Start of Records for this exercise

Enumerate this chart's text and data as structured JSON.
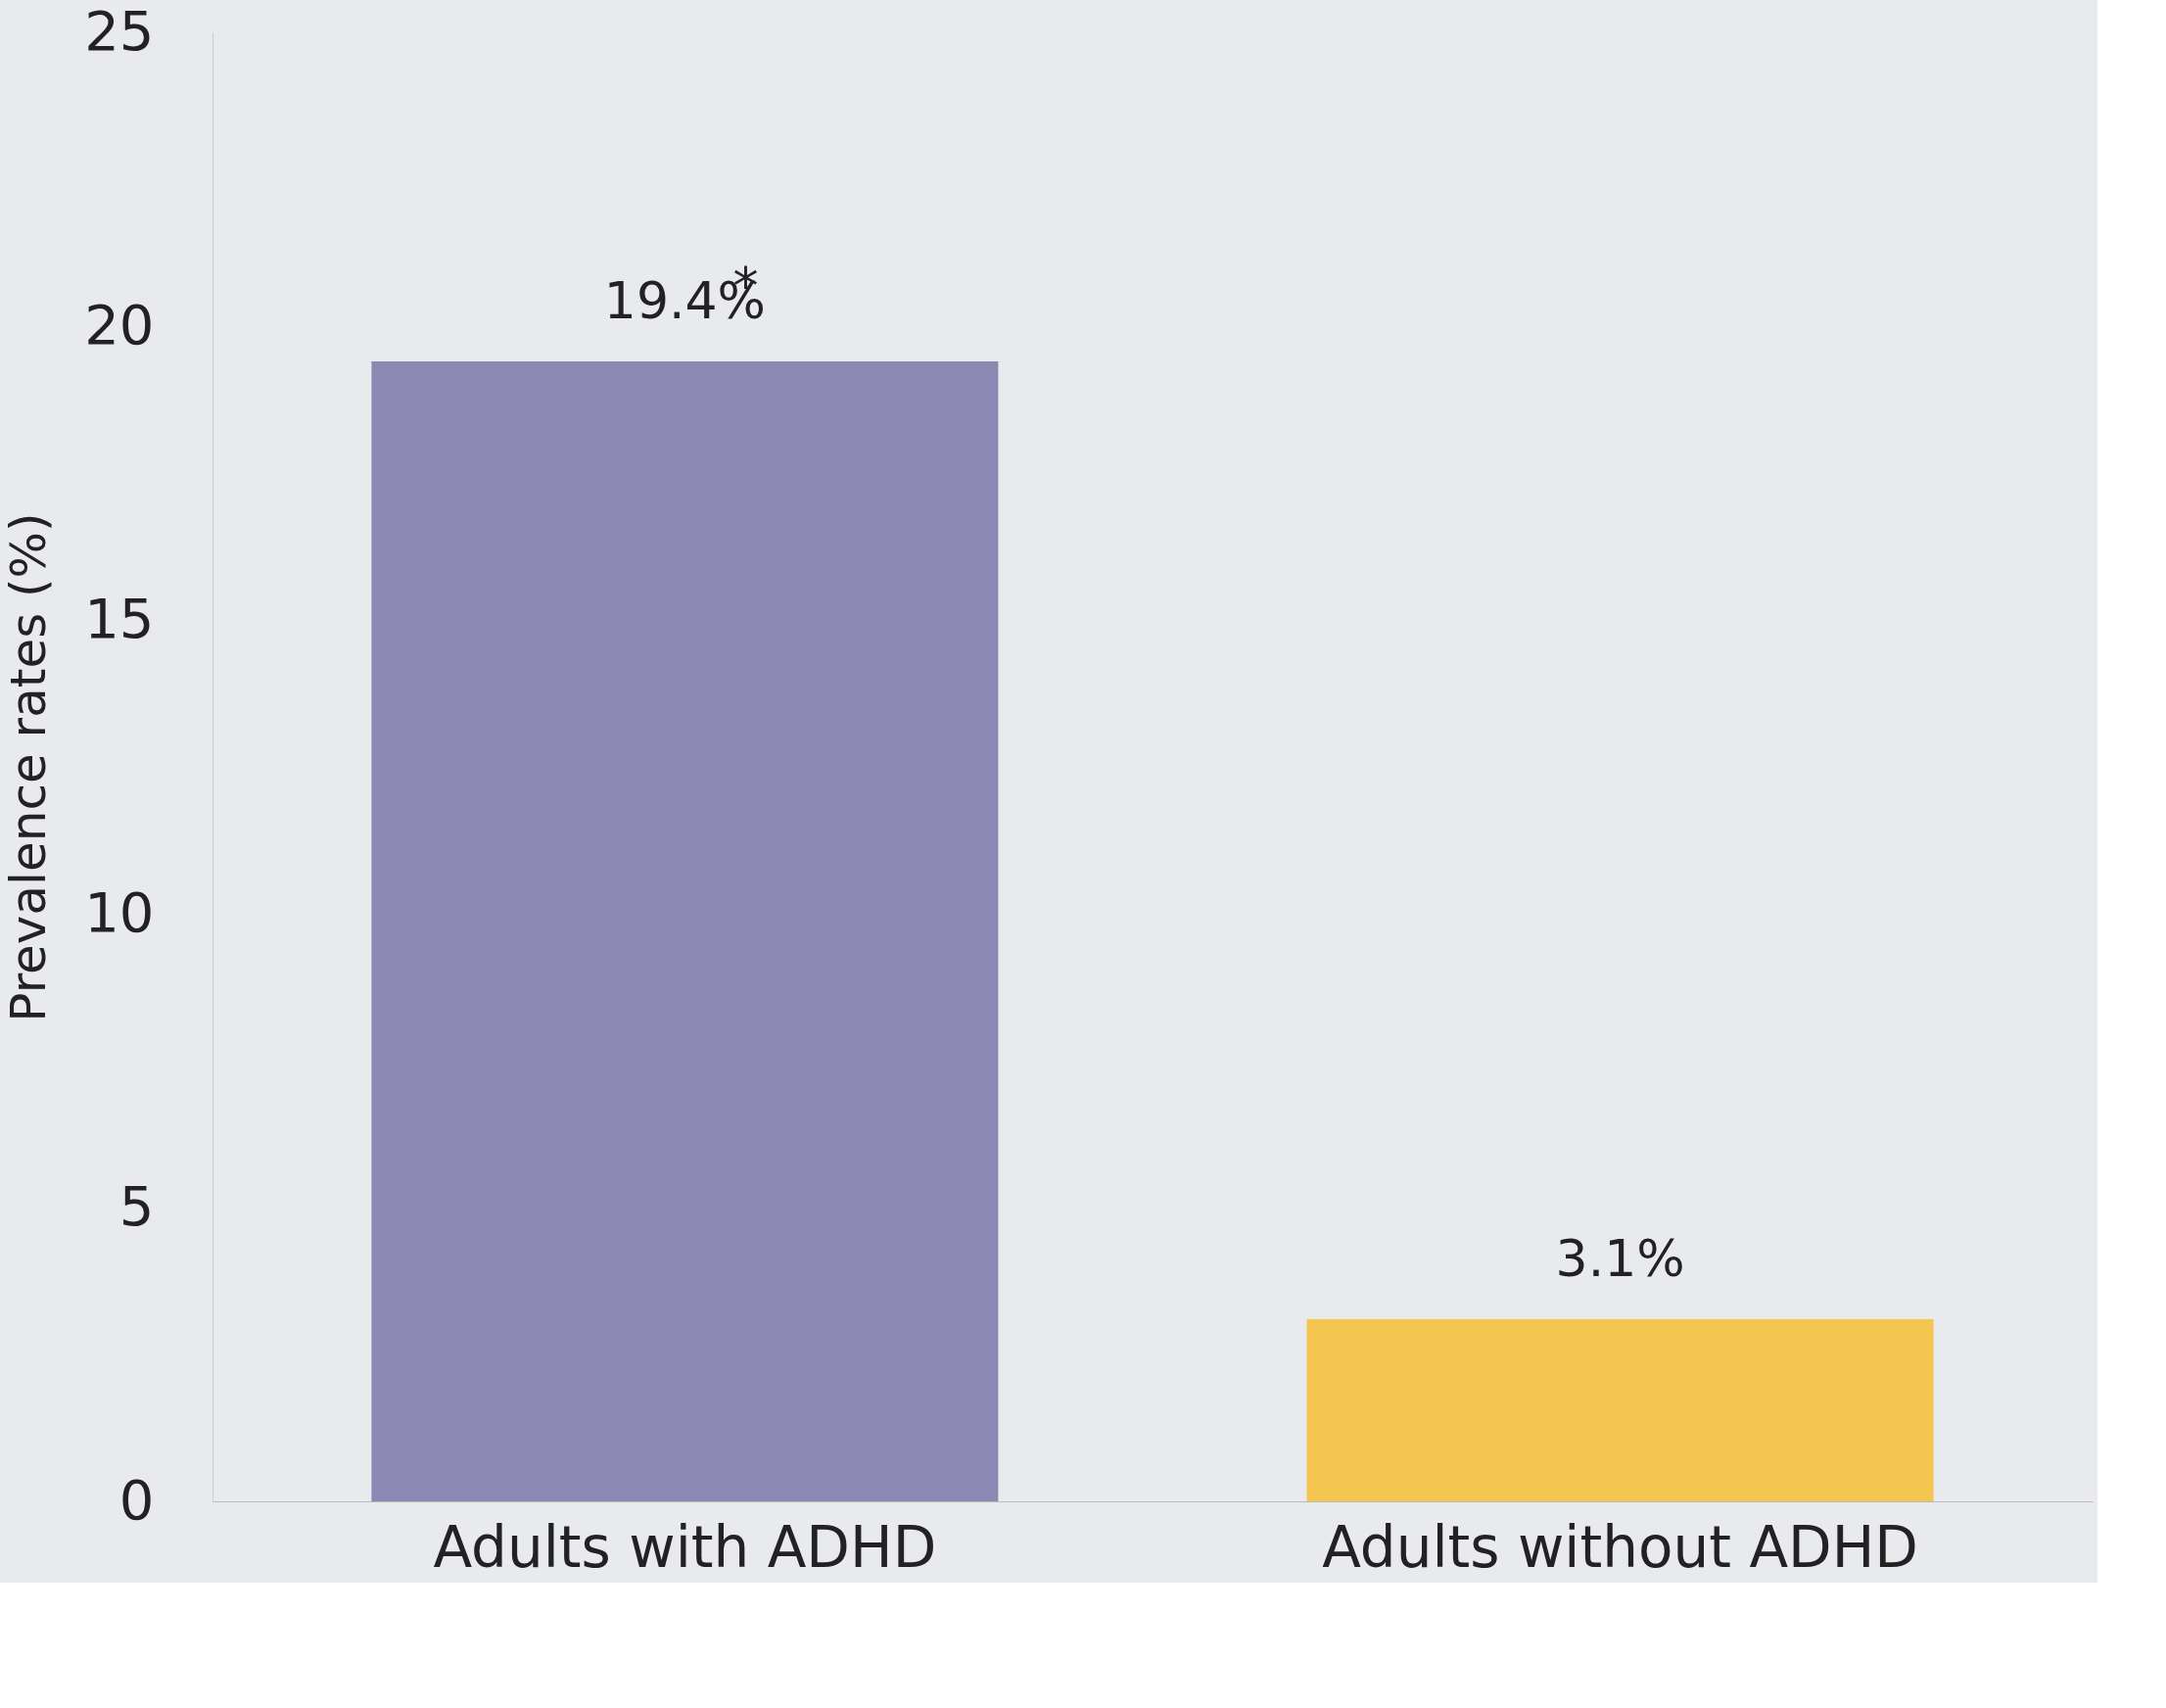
{
  "chart_data": {
    "type": "bar",
    "ylabel": "Prevalence rates (%)",
    "categories": [
      "Adults with ADHD",
      "Adults without ADHD"
    ],
    "values": [
      19.4,
      3.1
    ],
    "colors": [
      "#8b89b3",
      "#f4c54f"
    ],
    "value_labels": [
      "19.4%",
      "3.1%"
    ],
    "annotations": [
      {
        "text": "*",
        "x": "Adults with ADHD",
        "y": 19.4
      }
    ],
    "ylim": [
      0,
      25
    ],
    "yticks": [
      0,
      5,
      10,
      15,
      20,
      25
    ],
    "grid": false
  }
}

End of Records for this exercise

* Requirement:
From the data, pick out every line that includes "Adults".

* Answer for this exercise:
      "Adults with ADHD",
      "Adults without ADHD"
        "x": "Adults with ADHD",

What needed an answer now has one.